**TASK STATEMENT**
Set each record down exactly, excluding all images.

**Items from a dataset**

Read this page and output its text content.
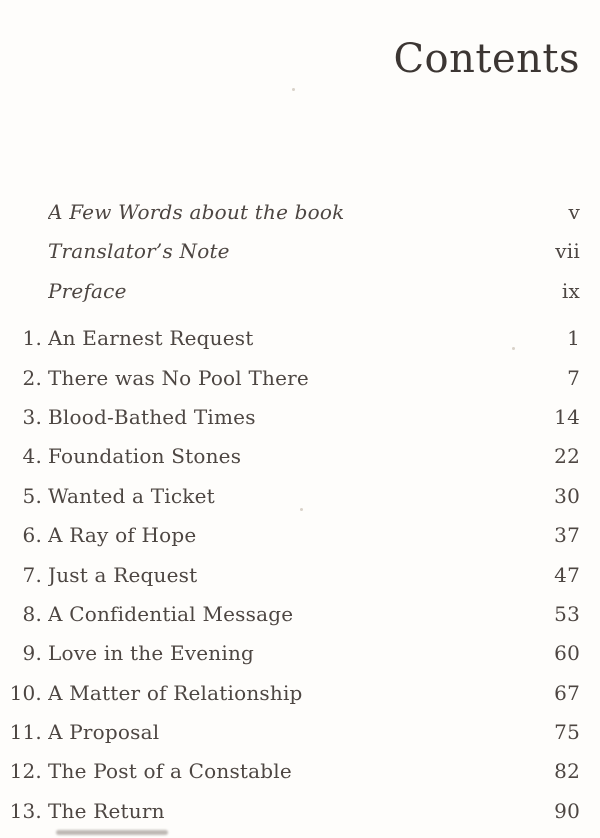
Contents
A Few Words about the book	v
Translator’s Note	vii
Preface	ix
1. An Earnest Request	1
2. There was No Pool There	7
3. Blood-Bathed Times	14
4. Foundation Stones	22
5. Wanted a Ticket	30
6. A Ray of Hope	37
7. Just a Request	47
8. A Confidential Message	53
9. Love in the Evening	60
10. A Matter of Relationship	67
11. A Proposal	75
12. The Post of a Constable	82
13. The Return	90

**CORRECT RESPONSE**
Read this page and output its text content.
Contents
A Few Words about the book	v
Translator’s Note	vii
Preface	ix
1. An Earnest Request	1
2. There was No Pool There	7
3. Blood-Bathed Times	14
4. Foundation Stones	22
5. Wanted a Ticket	30
6. A Ray of Hope	37
7. Just a Request	47
8. A Confidential Message	53
9. Love in the Evening	60
10. A Matter of Relationship	67
11. A Proposal	75
12. The Post of a Constable	82
13. The Return	90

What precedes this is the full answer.